### COMPLETA LO SIGUIENTE
a. Transcribe literalmente el pasaje del fragmento sobre el temporal que va desde "La pregunta central" hasta "Semana Santa extendida.", ambos incluidos.
b. Según el fragmento sobre el temporal, ¿por qué motivo el primer día fue no laborable?
c. Prosigue la redacción del texto sobre el temporal y el cambio climático a partir de su última oración.

### FRAGMENTO SELECCIONADO
------

El temporal arrasó las ciudades y dejó también amplias discusiones políticas, que algunos aprovecharon en el contexto de un año de elecciones legislativas.

 

La pregunta central ¿qué acciones se están desarrollando en materia de adaptación y mitigación de los efectos del cambio climático? Quedó por momentos no lo suficientemente cerca de las discusiones que se desarrollaron por estos días.

 

Durante la primer jornada los medios (especialmente televisivos) se dedicaron a cubrir las protestas de los indignados vecinos que no encontraban más remedio que presentar quejas mediáticas, ya que al tratarse de un día no laborable por la conmemoración del Día del Veterano y de los Caídos en Malvinas, las oficinas públicas de los gobiernos locales no estaban abiertas y muchos vecinos aún se encontraban fuera de sus domicilios aprovechando las mini vacaciones de la Semana Santa extendida.

------

### DATOS EXTRAÍDOS
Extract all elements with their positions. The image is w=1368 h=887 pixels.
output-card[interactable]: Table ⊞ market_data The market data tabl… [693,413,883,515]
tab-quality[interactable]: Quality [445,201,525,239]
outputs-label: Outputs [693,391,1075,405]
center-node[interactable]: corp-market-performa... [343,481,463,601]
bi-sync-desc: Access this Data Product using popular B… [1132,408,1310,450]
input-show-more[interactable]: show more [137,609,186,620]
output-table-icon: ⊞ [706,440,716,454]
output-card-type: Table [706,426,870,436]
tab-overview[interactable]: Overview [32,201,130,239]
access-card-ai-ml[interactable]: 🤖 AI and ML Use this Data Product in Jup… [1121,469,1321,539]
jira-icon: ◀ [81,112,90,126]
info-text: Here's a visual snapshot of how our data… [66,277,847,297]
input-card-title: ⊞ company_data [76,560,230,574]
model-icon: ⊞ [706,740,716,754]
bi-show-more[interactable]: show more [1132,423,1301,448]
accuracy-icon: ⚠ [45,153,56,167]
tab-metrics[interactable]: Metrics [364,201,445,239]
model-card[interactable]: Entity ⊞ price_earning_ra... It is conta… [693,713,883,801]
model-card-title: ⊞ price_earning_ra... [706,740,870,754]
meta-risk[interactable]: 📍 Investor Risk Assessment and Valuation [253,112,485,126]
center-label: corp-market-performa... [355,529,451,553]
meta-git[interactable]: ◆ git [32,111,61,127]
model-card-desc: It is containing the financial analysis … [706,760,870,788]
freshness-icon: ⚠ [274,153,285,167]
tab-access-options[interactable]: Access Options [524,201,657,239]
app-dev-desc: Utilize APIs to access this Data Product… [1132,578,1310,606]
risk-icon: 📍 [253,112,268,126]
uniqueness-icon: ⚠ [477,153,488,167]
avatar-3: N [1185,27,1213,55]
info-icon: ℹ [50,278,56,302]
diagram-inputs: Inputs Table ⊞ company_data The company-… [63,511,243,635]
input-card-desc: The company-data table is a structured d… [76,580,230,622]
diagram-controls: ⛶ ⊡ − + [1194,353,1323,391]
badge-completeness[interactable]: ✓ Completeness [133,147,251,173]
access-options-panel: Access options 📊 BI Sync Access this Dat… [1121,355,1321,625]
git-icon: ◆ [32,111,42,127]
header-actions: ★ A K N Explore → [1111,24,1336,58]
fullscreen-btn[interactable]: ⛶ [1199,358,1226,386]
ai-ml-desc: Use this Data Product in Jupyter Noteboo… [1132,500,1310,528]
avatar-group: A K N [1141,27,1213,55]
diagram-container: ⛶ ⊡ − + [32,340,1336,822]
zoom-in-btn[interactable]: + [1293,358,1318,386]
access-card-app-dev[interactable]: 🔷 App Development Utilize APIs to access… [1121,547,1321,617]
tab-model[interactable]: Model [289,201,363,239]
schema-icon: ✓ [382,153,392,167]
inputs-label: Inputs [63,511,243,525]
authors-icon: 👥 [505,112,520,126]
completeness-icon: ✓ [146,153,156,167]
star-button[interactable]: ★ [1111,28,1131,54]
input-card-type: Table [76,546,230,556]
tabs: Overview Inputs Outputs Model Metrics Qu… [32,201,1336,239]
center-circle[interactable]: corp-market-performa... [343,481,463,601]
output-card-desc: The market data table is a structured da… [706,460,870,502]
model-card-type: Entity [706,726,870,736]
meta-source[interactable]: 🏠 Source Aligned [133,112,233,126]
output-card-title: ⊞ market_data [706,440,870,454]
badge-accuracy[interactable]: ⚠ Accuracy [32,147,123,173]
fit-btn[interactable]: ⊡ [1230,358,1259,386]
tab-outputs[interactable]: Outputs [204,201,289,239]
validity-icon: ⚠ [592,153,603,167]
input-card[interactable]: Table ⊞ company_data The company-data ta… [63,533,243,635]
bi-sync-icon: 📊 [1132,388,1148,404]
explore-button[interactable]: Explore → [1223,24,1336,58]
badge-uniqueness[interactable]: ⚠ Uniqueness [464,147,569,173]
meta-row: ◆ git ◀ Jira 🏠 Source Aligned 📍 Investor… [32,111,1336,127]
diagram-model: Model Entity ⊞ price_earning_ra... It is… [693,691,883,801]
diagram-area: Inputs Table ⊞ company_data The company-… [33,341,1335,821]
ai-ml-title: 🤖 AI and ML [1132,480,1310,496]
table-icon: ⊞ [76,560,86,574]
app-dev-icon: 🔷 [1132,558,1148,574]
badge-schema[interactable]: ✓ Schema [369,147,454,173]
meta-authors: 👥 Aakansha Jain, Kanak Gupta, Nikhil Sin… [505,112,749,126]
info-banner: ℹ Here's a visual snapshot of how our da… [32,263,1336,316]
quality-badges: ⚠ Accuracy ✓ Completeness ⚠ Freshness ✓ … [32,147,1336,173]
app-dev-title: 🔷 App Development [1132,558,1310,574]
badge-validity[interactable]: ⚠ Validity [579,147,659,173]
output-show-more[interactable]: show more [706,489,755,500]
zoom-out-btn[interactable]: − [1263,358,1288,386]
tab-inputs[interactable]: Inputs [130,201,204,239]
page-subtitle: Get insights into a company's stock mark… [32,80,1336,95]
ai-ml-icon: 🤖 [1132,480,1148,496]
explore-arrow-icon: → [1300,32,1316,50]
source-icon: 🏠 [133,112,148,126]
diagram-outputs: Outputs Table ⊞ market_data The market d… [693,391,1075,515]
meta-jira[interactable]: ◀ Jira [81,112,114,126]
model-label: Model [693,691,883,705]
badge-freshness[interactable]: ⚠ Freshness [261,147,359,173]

------

### RESPUESTAS PROPORCIONADAS
a.
La pregunta central ¿qué acciones se están desarrollando en materia de adaptación y mitigación de los efectos del cambio climático? Quedó por momentos no lo suficientemente cerca de las discusiones que se desarrollaron por estos días.

 

Durante la primer jornada los medios (especialmente televisivos) se dedicaron a cubrir las protestas de los indignados vecinos que no encontraban más remedio que presentar quejas mediáticas, ya que al tratarse de un día no laborable por la conmemoración del Día del Veterano y de los Caídos en Malvinas, las oficinas públicas de los gobiernos locales no estaban abiertas y muchos vecinos aún se encontraban fuera de sus domicilios aprovechando las mini vacaciones de la Semana Santa extendida.

b. Por la conmemoración del Día del Veterano y de los Caídos en Malvinas.

c.
 

En los barrios afectados directamente por la inundación en la Ciudad de Buenos Aires las familias cuentan con ingresos entre medios y altos. En esta jornada surgieron allí desde incidentes con los grupos de rescatistas, que intentaban (como podían) colaborar con las necesidades más urgentes de los vecinos afectados (entre las que, naturalmente, el rescate de automóviles no es prioridad), hasta cacerolazos y cortes de calle por el corte de energía eléctrica que las empresas proveedoras del servicio decidieron realizar para evitar los posibles accidentes dadas las circunstancias.

 

Estas protestas y conflictos se diluyeron ante la tragedia de La Plata, no sólo por lo fallecimientos, sino porque allí la gente perdió absolutamente todo en menos de 3 horas.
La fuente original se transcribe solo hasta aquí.